Report each line from the entries in which "kunde" can be found.
Segment Start: Study material
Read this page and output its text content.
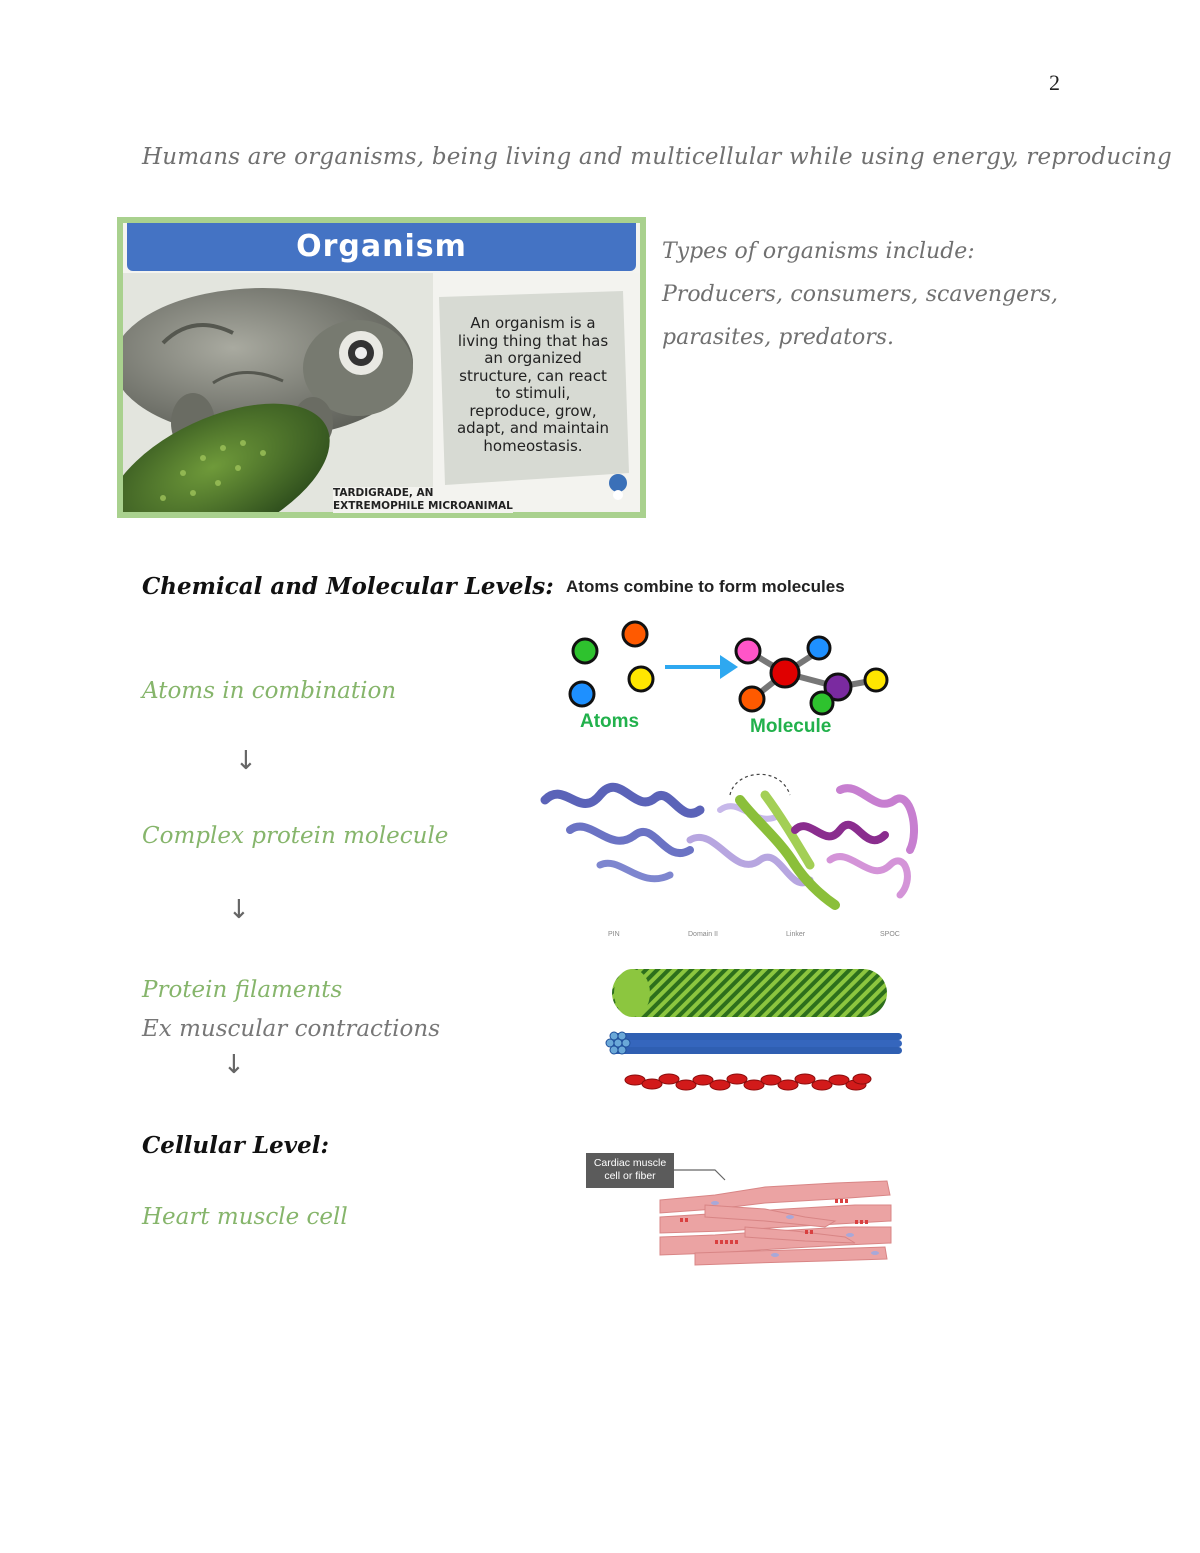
2
Humans are organisms, being living and multicellular while using energy, reproducing
Organism
An organism is a
living thing that has
an organized
structure, can react
to stimuli,
reproduce, grow,
adapt, and maintain
homeostasis.
TARDIGRADE, AN
EXTREMOPHILE MICROANIMAL
Types of organisms include:
Producers, consumers, scavengers,
parasites, predators.
Chemical and Molecular Levels:
Atoms in combination
↓
Complex protein molecule
↓
Protein filaments
Ex muscular contractions
↓
Cellular Level:
Heart muscle cell
Atoms combine to form molecules
Atoms	Molecule
PIN	Domain II	Linker	SPOC
Cardiac muscle
cell or fiber
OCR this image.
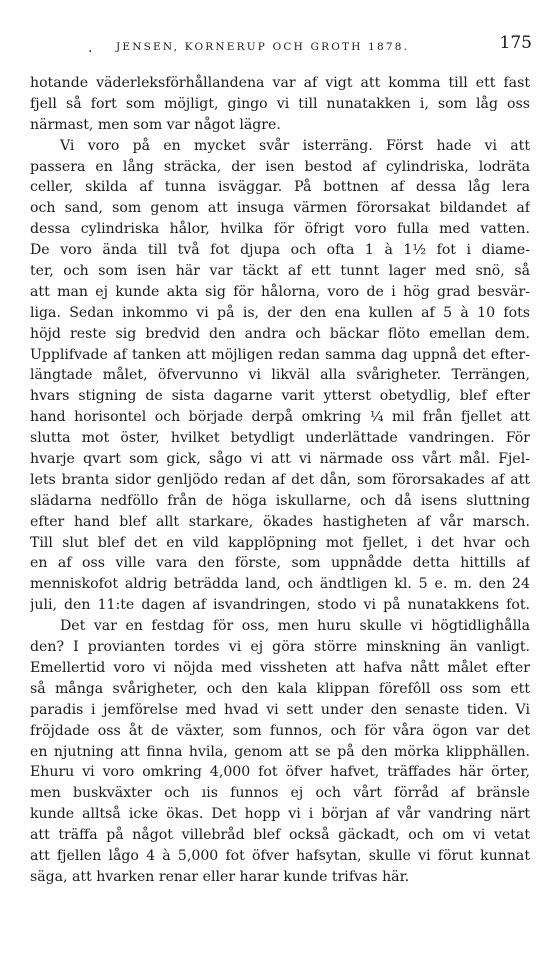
. JENSEN, KORNERUP OCH GROTH 1878.	175
hotande väderleksförhållandena var af vigt att komma till ett fast
fjell så fort som möjligt, gingo vi till nunatakken i, som låg oss
närmast, men som var något lägre.
Vi voro på en mycket svår isterräng. Först hade vi att
passera en lång sträcka, der isen bestod af cylindriska, lodräta
celler, skilda af tunna isväggar. På bottnen af dessa låg lera
och sand, som genom att insuga värmen förorsakat bildandet af
dessa cylindriska hålor, hvilka för öfrigt voro fulla med vatten.
De voro ända till två fot djupa och ofta 1 à 1½ fot i diame-
ter, och som isen här var täckt af ett tunnt lager med snö, så
att man ej kunde akta sig för hålorna, voro de i hög grad besvär-
liga. Sedan inkommo vi på is, der den ena kullen af 5 à 10 fots
höjd reste sig bredvid den andra och bäckar flöto emellan dem.
Upplifvade af tanken att möjligen redan samma dag uppnå det efter-
längtade målet, öfvervunno vi likväl alla svårigheter. Terrängen,
hvars stigning de sista dagarne varit ytterst obetydlig, blef efter
hand horisontel och började derpå omkring ¼ mil från fjellet att
slutta mot öster, hvilket betydligt underlättade vandringen. För
hvarje qvart som gick, sågo vi att vi närmade oss vårt mål. Fjel-
lets branta sidor genljödo redan af det dån, som förorsakades af att
slädarna nedföllo från de höga iskullarne, och då isens sluttning
efter hand blef allt starkare, ökades hastigheten af vår marsch.
Till slut blef det en vild kapplöpning mot fjellet, i det hvar och
en af oss ville vara den förste, som uppnådde detta hittills af
menniskofot aldrig beträdda land, och ändtligen kl. 5 e. m. den 24
juli, den 11:te dagen af isvandringen, stodo vi på nunatakkens fot.
Det var en festdag för oss, men huru skulle vi högtidlighålla
den? I provianten tordes vi ej göra större minskning än vanligt.
Emellertid voro vi nöjda med vissheten att hafva nått målet efter
så många svårigheter, och den kala klippan förefôll oss som ett
paradis i jemförelse med hvad vi sett under den senaste tiden. Vi
fröjdade oss åt de växter, som funnos, och för våra ögon var det
en njutning att finna hvila, genom att se på den mörka klipphällen.
Ehuru vi voro omkring 4,000 fot öfver hafvet, träffades här örter,
men buskväxter och ıis funnos ej och vårt förråd af bränsle
kunde alltså icke ökas. Det hopp vi i början af vår vandring närt
att träffa på något villebråd blef också gäckadt, och om vi vetat
att fjellen lågo 4 à 5,000 fot öfver hafsytan, skulle vi förut kunnat
säga, att hvarken renar eller harar kunde trifvas här.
Segment End: Study material
#### Answer section
att man ej kunde akta sig för hålorna, voro de i hög grad besvär-
kunde alltså icke ökas. Det hopp vi i början af vår vandring närt
säga, att hvarken renar eller harar kunde trifvas här.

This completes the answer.